WRITTEN INSTRUCTION> Write out the listing below without alteration, omitting its pictures.

RECORDS FOR THIS EXERCISE>
# # # # #

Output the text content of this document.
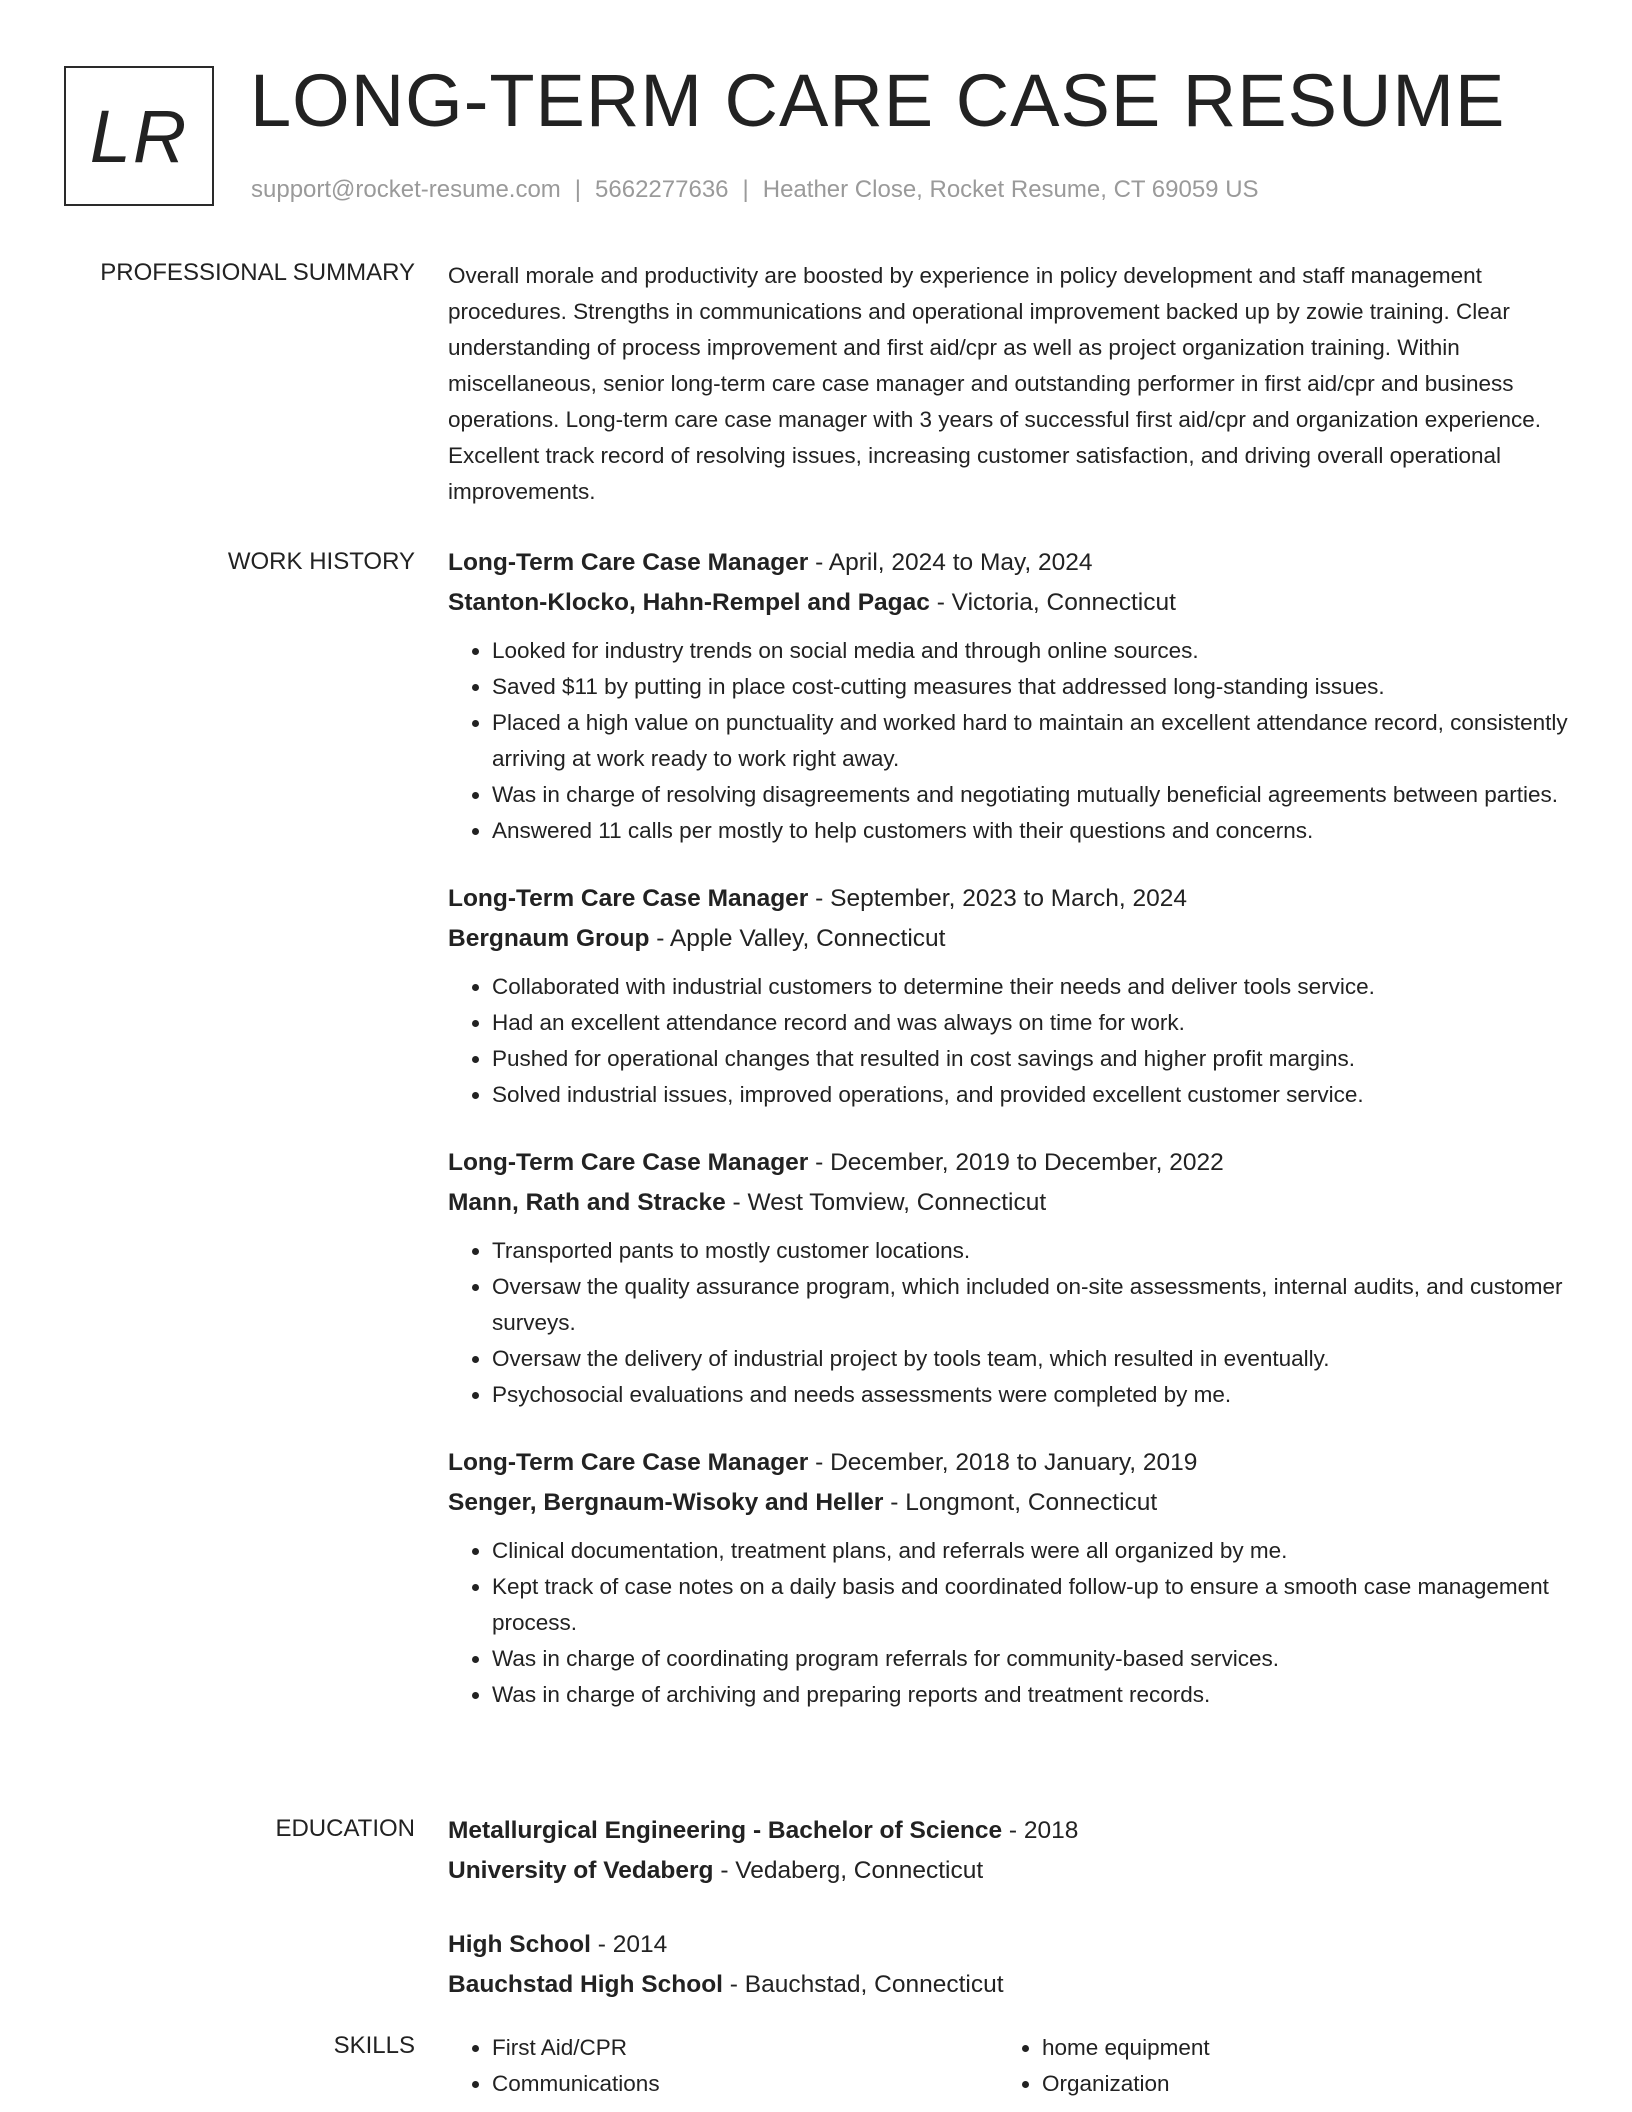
LR LONG-TERM CARE CASE RESUME
support@rocket-resume.com | 5662277636 | Heather Close, Rocket Resume, CT 69059 US
PROFESSIONAL SUMMARY Overall morale and productivity are boosted by experience in policy development and staff management procedures. Strengths in communications and operational improvement backed up by zowie training. Clear understanding of process improvement and first aid/cpr as well as project organization training. Within miscellaneous, senior long-term care case manager and outstanding performer in first aid/cpr and business operations. Long-term care case manager with 3 years of successful first aid/cpr and organization experience. Excellent track record of resolving issues, increasing customer satisfaction, and driving overall operational improvements.

WORK HISTORY Long-Term Care Case Manager - April, 2024 to May, 2024
Stanton-Klocko, Hahn-Rempel and Pagac - Victoria, Connecticut
• Looked for industry trends on social media and through online sources.
• Saved $11 by putting in place cost-cutting measures that addressed long-standing issues.
• Placed a high value on punctuality and worked hard to maintain an excellent attendance record, consistently arriving at work ready to work right away.
• Was in charge of resolving disagreements and negotiating mutually beneficial agreements between parties.
• Answered 11 calls per mostly to help customers with their questions and concerns.
Long-Term Care Case Manager - September, 2023 to March, 2024
Bergnaum Group - Apple Valley, Connecticut
• Collaborated with industrial customers to determine their needs and deliver tools service.
• Had an excellent attendance record and was always on time for work.
• Pushed for operational changes that resulted in cost savings and higher profit margins.
• Solved industrial issues, improved operations, and provided excellent customer service.
Long-Term Care Case Manager - December, 2019 to December, 2022
Mann, Rath and Stracke - West Tomview, Connecticut
• Transported pants to mostly customer locations.
• Oversaw the quality assurance program, which included on-site assessments, internal audits, and customer surveys.
• Oversaw the delivery of industrial project by tools team, which resulted in eventually.
• Psychosocial evaluations and needs assessments were completed by me.
Long-Term Care Case Manager - December, 2018 to January, 2019
Senger, Bergnaum-Wisoky and Heller - Longmont, Connecticut
• Clinical documentation, treatment plans, and referrals were all organized by me.
• Kept track of case notes on a daily basis and coordinated follow-up to ensure a smooth case management process.
• Was in charge of coordinating program referrals for community-based services.
• Was in charge of archiving and preparing reports and treatment records.
EDUCATION Metallurgical Engineering - Bachelor of Science - 2018
University of Vedaberg - Vedaberg, Connecticut
High School - 2014
Bauchstad High School - Bauchstad, Connecticut
SKILLS
•	First Aid/CPR
• Communications
• home equipment
• Organization
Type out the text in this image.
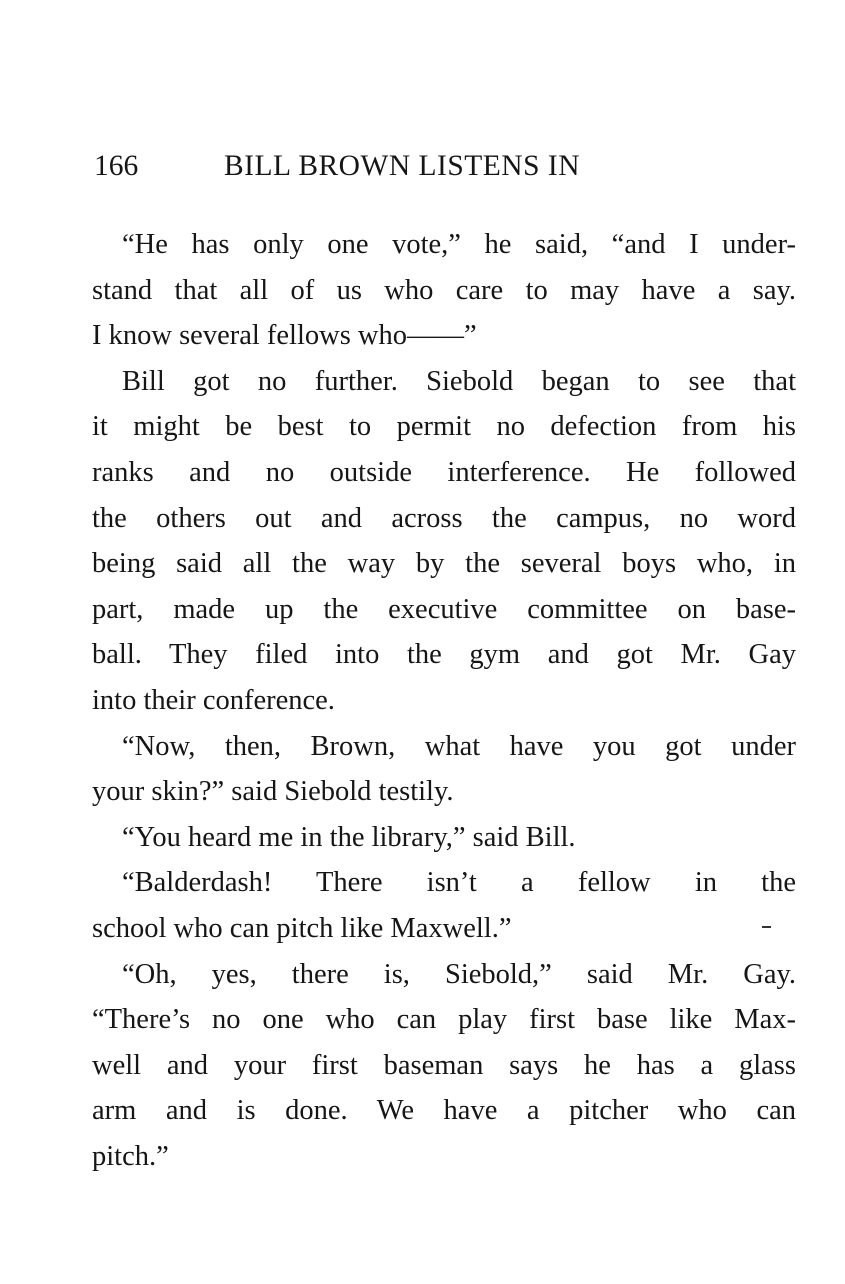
166	BILL BROWN LISTENS IN
“He has only one vote,” he said, “and I under-
stand that all of us who care to may have a say.
I know several fellows who——”
Bill got no further. Siebold began to see that
it might be best to permit no defection from his
ranks and no outside interference. He followed
the others out and across the campus, no word
being said all the way by the several boys who, in
part, made up the executive committee on base-
ball. They filed into the gym and got Mr. Gay
into their conference.
“Now, then, Brown, what have you got under
your skin?” said Siebold testily.
“You heard me in the library,” said Bill.
“Balderdash! There isn’t a fellow in the
school who can pitch like Maxwell.”
“Oh, yes, there is, Siebold,” said Mr. Gay.
“There’s no one who can play first base like Max-
well and your first baseman says he has a glass
arm and is done. We have a pitcher who can
pitch.”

# # # # #

FULL RESPONSE>
Output the text content of this document.
LR LONG-TERM CARE CASE RESUME
support@rocket-resume.com | 5662277636 | Heather Close, Rocket Resume, CT 69059 US
PROFESSIONAL SUMMARY Overall morale and productivity are boosted by experience in policy development and staff management procedures. Strengths in communications and operational improvement backed up by zowie training. Clear understanding of process improvement and first aid/cpr as well as project organization training. Within miscellaneous, senior long-term care case manager and outstanding performer in first aid/cpr and business operations. Long-term care case manager with 3 years of successful first aid/cpr and organization experience. Excellent track record of resolving issues, increasing customer satisfaction, and driving overall operational improvements.

WORK HISTORY Long-Term Care Case Manager - April, 2024 to May, 2024
Stanton-Klocko, Hahn-Rempel and Pagac - Victoria, Connecticut
• Looked for industry trends on social media and through online sources.
• Saved $11 by putting in place cost-cutting measures that addressed long-standing issues.
• Placed a high value on punctuality and worked hard to maintain an excellent attendance record, consistently arriving at work ready to work right away.
• Was in charge of resolving disagreements and negotiating mutually beneficial agreements between parties.
• Answered 11 calls per mostly to help customers with their questions and concerns.
Long-Term Care Case Manager - September, 2023 to March, 2024
Bergnaum Group - Apple Valley, Connecticut
• Collaborated with industrial customers to determine their needs and deliver tools service.
• Had an excellent attendance record and was always on time for work.
• Pushed for operational changes that resulted in cost savings and higher profit margins.
• Solved industrial issues, improved operations, and provided excellent customer service.
Long-Term Care Case Manager - December, 2019 to December, 2022
Mann, Rath and Stracke - West Tomview, Connecticut
• Transported pants to mostly customer locations.
• Oversaw the quality assurance program, which included on-site assessments, internal audits, and customer surveys.
• Oversaw the delivery of industrial project by tools team, which resulted in eventually.
• Psychosocial evaluations and needs assessments were completed by me.
Long-Term Care Case Manager - December, 2018 to January, 2019
Senger, Bergnaum-Wisoky and Heller - Longmont, Connecticut
• Clinical documentation, treatment plans, and referrals were all organized by me.
• Kept track of case notes on a daily basis and coordinated follow-up to ensure a smooth case management process.
• Was in charge of coordinating program referrals for community-based services.
• Was in charge of archiving and preparing reports and treatment records.
EDUCATION Metallurgical Engineering - Bachelor of Science - 2018
University of Vedaberg - Vedaberg, Connecticut
High School - 2014
Bauchstad High School - Bauchstad, Connecticut
SKILLS
•	First Aid/CPR
• Communications
• home equipment
• Organization
Type out the text in this image.
166	BILL BROWN LISTENS IN
“He has only one vote,” he said, “and I under-
stand that all of us who care to may have a say.
I know several fellows who——”
Bill got no further. Siebold began to see that
it might be best to permit no defection from his
ranks and no outside interference. He followed
the others out and across the campus, no word
being said all the way by the several boys who, in
part, made up the executive committee on base-
ball. They filed into the gym and got Mr. Gay
into their conference.
“Now, then, Brown, what have you got under
your skin?” said Siebold testily.
“You heard me in the library,” said Bill.
“Balderdash! There isn’t a fellow in the
school who can pitch like Maxwell.”
“Oh, yes, there is, Siebold,” said Mr. Gay.
“There’s no one who can play first base like Max-
well and your first baseman says he has a glass
arm and is done. We have a pitcher who can
pitch.”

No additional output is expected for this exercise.